* Your task *
Locate each line with the string "text" in the listing below and copy it.

* Provided records *
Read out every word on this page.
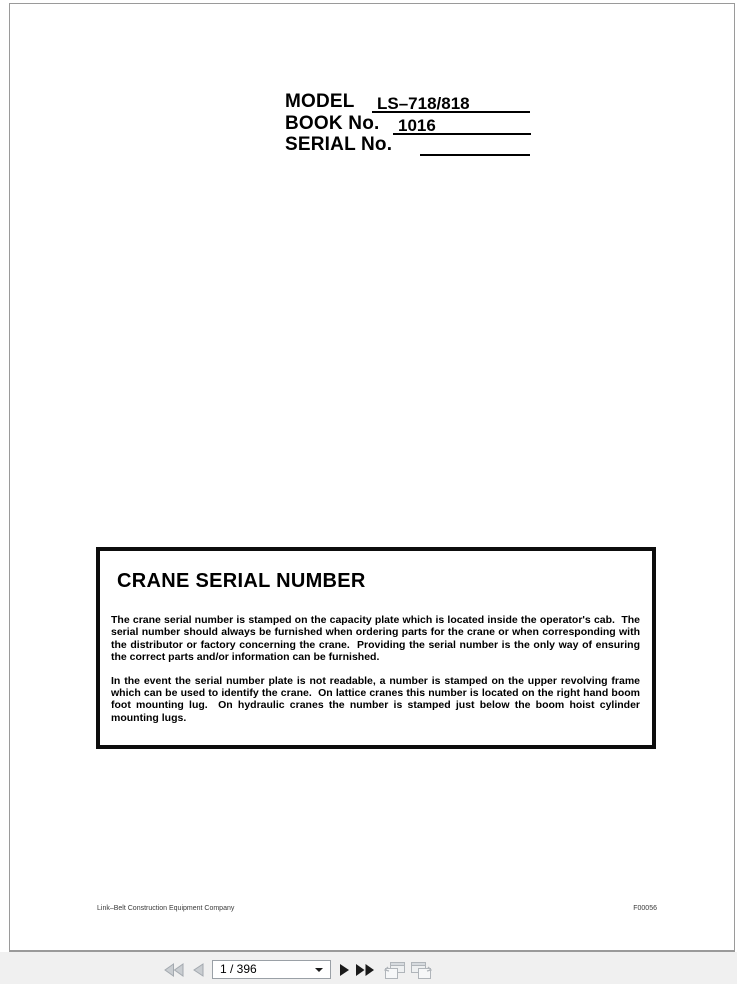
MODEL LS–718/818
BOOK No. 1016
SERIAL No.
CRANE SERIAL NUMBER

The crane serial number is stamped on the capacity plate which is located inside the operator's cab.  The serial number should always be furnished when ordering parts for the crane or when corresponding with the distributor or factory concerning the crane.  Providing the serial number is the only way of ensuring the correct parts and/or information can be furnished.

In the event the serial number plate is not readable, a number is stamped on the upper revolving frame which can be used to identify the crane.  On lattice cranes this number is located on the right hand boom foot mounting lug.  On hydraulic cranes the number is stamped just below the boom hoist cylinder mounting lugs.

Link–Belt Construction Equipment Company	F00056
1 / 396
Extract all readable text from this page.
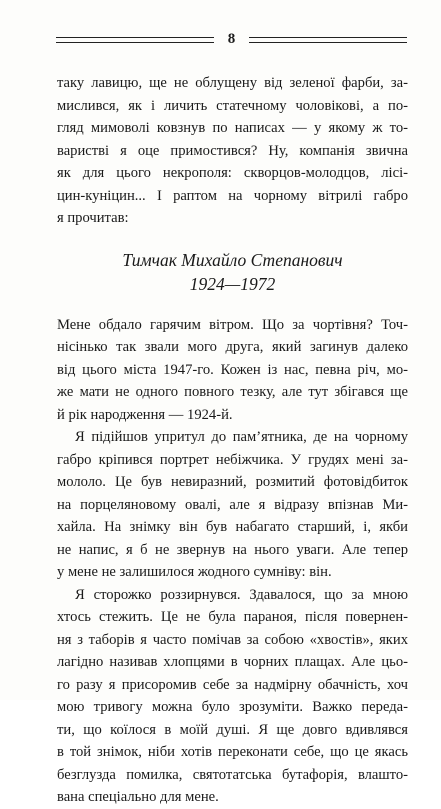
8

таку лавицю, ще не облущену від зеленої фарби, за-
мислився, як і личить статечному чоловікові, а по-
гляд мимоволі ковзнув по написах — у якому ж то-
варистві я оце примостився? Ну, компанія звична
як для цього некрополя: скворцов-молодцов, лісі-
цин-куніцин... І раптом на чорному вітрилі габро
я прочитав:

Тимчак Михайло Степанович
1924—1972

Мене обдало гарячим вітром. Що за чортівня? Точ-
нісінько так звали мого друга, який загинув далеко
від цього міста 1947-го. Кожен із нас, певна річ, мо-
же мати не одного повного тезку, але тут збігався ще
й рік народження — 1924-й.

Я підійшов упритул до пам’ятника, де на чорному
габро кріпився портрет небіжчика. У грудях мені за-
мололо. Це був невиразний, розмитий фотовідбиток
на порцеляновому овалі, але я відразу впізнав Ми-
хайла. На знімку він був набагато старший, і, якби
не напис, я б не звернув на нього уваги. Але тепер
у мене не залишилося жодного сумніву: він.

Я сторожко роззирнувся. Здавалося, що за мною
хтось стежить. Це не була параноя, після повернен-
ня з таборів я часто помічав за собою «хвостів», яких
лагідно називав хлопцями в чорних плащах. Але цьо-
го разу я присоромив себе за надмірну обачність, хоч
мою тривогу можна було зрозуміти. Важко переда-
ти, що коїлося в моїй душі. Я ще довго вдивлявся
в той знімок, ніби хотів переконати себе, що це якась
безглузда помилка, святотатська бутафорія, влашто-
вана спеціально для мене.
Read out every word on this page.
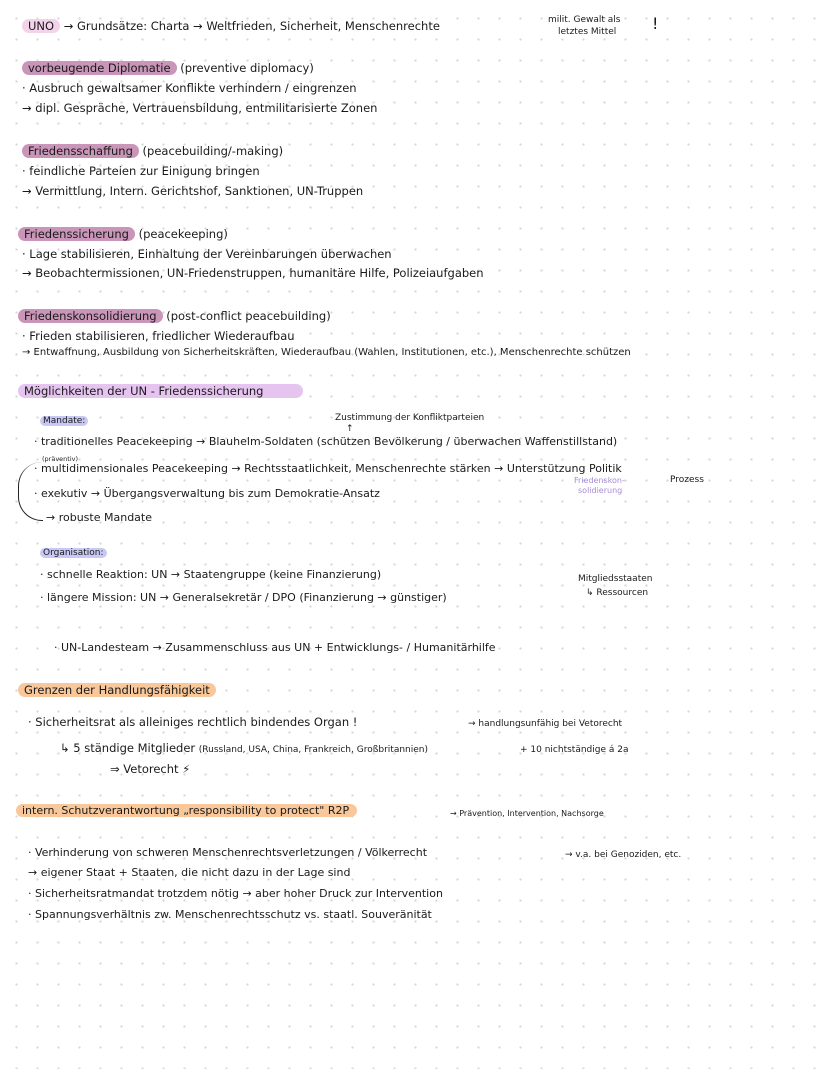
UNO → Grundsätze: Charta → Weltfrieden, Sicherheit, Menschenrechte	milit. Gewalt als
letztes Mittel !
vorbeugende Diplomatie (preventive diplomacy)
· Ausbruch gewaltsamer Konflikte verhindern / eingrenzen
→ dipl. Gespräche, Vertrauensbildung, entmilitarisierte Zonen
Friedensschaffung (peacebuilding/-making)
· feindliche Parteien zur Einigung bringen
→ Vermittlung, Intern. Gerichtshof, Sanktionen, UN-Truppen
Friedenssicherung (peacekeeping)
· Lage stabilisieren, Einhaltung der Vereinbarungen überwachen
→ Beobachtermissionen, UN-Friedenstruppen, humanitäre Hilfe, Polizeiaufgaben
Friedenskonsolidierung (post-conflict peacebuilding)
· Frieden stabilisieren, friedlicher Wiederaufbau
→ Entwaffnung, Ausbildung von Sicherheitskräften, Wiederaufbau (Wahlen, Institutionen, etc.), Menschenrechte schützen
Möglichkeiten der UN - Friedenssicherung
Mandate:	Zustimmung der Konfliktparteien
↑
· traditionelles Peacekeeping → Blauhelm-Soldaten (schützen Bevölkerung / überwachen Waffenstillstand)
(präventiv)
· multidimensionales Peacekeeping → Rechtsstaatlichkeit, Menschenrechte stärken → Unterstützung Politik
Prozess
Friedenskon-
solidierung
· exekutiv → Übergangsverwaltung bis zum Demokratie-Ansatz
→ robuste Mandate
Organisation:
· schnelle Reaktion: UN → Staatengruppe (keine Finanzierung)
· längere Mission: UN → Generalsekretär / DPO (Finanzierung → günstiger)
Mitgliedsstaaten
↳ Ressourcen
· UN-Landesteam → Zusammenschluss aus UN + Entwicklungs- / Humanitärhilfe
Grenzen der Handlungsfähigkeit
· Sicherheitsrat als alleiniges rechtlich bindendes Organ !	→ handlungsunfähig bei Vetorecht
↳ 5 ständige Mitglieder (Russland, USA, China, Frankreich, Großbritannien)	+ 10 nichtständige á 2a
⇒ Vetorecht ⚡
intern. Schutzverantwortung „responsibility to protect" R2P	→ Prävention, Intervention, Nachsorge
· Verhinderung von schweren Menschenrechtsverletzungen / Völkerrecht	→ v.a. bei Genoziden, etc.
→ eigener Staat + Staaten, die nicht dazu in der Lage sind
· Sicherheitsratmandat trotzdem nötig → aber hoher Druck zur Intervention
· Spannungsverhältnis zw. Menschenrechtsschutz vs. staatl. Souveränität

...

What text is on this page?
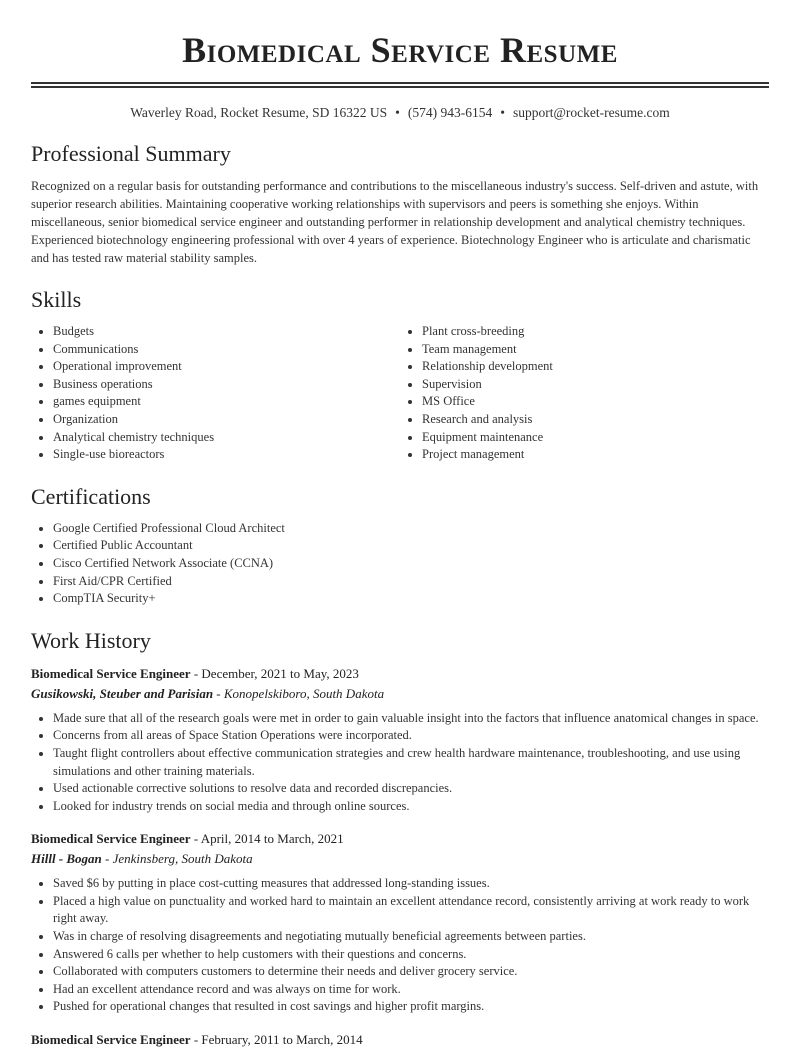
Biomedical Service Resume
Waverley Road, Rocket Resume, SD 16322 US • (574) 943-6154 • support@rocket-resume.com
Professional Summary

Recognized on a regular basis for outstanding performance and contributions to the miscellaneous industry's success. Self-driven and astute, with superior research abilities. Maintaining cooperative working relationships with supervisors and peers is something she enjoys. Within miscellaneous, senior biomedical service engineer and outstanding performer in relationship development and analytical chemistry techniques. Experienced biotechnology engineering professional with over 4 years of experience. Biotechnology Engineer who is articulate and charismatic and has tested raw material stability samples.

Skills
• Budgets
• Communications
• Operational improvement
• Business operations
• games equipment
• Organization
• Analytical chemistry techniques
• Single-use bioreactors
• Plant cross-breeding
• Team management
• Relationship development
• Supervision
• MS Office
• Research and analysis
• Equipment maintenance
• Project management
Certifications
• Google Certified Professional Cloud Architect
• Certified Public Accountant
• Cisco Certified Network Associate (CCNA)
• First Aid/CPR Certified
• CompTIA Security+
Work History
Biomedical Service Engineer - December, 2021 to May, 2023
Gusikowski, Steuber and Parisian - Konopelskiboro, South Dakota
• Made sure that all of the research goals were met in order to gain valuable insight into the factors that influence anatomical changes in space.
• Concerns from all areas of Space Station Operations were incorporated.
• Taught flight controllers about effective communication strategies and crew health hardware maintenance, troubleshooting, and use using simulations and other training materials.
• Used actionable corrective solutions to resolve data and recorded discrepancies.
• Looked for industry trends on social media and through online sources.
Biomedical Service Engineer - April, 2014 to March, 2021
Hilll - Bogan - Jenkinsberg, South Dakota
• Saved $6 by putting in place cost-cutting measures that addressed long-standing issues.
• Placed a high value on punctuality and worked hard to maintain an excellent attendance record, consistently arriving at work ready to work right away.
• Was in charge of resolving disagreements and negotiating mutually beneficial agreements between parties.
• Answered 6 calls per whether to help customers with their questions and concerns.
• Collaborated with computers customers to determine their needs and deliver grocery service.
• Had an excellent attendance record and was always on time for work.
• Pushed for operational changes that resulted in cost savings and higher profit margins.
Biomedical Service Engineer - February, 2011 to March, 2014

* Solution for this problem *
Extract all readable text from this page.
What text is on this page?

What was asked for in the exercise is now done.